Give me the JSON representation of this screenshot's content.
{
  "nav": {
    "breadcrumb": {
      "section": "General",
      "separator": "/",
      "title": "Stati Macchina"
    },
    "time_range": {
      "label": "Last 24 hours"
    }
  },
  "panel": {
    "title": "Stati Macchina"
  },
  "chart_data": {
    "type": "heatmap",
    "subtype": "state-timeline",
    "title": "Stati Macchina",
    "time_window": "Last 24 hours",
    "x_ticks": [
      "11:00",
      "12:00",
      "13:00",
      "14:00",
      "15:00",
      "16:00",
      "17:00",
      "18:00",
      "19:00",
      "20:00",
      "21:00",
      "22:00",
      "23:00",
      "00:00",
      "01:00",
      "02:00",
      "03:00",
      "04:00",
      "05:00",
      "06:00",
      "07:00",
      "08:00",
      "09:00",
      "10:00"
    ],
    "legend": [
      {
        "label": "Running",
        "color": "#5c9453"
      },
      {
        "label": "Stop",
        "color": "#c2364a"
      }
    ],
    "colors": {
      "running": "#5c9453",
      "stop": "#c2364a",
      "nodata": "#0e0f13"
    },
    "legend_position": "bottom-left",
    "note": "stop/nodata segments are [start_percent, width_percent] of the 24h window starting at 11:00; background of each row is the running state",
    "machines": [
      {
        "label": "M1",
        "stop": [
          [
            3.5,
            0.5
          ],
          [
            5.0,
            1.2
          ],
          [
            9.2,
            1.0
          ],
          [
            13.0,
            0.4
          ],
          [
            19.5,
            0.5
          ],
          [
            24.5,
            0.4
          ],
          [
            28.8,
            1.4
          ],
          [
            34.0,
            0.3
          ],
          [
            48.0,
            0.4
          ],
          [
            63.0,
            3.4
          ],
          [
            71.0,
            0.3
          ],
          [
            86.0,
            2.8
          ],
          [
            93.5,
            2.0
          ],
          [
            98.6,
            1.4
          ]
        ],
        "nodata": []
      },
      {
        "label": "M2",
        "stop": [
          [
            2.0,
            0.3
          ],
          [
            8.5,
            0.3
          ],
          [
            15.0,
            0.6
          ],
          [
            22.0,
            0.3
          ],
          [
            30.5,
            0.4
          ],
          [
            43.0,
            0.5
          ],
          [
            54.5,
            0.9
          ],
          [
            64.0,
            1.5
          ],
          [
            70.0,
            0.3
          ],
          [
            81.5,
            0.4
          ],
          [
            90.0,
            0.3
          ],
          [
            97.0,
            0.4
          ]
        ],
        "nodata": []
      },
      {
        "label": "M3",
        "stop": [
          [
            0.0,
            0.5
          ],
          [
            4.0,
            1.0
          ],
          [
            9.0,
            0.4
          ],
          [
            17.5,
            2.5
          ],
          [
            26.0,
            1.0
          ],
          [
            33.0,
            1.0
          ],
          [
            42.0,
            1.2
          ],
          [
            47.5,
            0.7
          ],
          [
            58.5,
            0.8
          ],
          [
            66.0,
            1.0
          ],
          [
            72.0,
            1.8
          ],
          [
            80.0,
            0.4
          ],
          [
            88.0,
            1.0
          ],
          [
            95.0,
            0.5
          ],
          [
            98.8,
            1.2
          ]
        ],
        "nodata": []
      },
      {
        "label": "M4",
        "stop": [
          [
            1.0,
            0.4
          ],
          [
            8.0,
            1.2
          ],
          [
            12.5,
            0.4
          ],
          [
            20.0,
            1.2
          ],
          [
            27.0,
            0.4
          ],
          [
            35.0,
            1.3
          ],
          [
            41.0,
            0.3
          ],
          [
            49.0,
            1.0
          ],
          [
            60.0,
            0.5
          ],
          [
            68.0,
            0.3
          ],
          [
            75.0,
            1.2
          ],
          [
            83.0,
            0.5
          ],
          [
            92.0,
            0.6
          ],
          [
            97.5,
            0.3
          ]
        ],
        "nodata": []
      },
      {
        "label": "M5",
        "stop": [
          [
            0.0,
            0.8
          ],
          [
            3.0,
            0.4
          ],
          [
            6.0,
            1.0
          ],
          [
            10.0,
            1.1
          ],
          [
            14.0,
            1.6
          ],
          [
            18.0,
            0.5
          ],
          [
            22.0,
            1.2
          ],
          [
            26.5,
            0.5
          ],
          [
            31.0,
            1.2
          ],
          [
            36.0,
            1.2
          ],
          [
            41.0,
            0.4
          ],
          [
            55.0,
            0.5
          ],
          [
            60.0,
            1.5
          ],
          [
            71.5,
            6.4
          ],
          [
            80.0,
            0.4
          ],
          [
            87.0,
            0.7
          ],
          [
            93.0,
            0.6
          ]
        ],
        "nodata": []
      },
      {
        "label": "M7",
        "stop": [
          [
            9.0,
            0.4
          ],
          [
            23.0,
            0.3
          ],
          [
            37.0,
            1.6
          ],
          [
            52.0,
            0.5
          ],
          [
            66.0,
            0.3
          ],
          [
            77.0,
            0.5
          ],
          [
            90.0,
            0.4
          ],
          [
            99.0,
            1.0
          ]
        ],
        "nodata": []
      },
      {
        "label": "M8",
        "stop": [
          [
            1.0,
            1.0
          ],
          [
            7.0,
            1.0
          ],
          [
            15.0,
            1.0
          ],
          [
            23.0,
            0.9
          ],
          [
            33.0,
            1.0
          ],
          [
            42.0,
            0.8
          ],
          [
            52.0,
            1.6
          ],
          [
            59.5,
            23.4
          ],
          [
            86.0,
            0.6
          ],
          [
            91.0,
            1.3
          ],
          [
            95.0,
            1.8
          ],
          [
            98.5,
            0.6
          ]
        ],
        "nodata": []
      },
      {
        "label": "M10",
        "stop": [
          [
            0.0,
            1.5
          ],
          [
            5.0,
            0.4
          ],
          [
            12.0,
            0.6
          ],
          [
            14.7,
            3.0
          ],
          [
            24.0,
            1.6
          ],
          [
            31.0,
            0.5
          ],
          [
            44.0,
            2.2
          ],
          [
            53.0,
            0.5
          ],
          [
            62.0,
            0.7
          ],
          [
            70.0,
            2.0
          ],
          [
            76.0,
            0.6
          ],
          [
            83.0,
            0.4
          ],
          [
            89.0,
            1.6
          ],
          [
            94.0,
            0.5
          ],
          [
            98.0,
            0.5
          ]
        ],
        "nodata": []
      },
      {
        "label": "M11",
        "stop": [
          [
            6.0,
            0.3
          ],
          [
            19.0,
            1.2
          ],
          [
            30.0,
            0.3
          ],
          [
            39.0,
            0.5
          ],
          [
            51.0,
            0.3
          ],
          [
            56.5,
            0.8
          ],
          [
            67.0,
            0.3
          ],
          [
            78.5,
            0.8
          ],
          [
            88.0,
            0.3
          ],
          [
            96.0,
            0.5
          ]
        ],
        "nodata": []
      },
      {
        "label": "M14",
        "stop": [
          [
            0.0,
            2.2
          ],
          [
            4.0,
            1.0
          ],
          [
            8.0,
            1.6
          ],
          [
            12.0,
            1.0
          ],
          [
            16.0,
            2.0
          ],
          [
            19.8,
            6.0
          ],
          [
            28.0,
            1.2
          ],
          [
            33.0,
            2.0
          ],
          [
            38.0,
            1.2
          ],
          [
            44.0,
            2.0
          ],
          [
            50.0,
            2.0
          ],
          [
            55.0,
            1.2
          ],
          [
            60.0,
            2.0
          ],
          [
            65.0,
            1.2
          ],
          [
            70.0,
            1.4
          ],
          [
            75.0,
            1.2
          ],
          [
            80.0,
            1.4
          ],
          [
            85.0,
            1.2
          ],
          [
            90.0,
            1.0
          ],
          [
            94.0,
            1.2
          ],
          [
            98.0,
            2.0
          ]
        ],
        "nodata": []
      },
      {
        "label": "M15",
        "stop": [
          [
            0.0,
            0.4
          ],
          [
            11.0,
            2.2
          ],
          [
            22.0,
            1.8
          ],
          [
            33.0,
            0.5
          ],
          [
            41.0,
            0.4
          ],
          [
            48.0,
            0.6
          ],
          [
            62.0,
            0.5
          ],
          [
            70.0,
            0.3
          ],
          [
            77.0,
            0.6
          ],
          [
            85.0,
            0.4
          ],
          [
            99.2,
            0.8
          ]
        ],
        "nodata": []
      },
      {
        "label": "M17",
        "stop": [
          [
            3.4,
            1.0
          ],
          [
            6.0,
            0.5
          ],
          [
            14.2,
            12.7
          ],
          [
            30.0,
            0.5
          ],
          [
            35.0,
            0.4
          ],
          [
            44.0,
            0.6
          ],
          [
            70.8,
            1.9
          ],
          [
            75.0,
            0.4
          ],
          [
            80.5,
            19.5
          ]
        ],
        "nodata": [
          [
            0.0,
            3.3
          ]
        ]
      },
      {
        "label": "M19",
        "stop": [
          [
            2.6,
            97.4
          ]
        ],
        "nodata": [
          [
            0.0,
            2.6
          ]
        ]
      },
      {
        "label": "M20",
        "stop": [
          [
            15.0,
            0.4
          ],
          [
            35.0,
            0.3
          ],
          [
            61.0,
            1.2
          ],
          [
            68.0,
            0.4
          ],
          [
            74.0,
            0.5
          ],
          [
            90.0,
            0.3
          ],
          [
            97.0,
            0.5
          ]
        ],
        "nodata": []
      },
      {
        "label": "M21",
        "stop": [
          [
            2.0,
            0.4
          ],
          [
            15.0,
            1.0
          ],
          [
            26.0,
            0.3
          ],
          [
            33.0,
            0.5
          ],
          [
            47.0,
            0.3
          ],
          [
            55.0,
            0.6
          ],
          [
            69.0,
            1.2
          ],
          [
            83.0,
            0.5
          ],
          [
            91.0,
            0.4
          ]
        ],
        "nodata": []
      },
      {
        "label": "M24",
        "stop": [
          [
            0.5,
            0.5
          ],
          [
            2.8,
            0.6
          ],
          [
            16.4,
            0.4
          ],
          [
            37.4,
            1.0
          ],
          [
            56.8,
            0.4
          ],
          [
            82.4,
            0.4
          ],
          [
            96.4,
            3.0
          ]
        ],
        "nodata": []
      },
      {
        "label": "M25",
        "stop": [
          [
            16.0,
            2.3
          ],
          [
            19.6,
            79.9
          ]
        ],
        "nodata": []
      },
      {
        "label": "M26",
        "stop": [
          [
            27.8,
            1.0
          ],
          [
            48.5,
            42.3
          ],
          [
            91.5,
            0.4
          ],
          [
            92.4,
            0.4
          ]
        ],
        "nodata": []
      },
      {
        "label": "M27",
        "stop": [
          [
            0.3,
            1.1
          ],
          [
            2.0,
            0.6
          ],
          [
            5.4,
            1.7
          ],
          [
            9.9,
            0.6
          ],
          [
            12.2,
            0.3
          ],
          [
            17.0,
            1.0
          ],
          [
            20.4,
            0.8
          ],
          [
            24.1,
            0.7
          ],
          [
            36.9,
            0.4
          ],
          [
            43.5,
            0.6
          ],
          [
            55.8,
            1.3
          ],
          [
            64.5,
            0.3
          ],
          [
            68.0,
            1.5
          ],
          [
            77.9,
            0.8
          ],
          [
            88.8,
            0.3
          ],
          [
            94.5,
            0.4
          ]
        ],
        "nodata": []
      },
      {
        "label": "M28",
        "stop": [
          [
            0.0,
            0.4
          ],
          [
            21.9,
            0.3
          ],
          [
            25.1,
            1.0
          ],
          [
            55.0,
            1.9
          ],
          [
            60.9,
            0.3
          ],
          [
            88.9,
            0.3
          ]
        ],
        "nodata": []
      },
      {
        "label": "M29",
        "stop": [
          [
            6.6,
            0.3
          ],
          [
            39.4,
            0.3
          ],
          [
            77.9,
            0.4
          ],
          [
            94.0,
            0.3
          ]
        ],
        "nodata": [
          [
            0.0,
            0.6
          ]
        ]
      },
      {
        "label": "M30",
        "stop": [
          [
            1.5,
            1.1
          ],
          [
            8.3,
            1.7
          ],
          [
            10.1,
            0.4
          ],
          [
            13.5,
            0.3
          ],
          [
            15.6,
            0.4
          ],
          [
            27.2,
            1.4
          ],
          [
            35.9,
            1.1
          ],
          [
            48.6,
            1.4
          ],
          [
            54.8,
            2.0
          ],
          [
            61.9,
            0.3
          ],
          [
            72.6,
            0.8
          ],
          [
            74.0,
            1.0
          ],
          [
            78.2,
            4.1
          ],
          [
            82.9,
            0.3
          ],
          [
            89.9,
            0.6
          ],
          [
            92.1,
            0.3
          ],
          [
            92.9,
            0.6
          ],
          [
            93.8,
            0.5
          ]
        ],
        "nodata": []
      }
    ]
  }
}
__________
▶ **Short exercise**: Pick out lines containing the word "Macchina", each one as written.

▶ **Solution**:
      "title": "Stati Macchina"
    "title": "Stati Macchina"
    "title": "Stati Macchina",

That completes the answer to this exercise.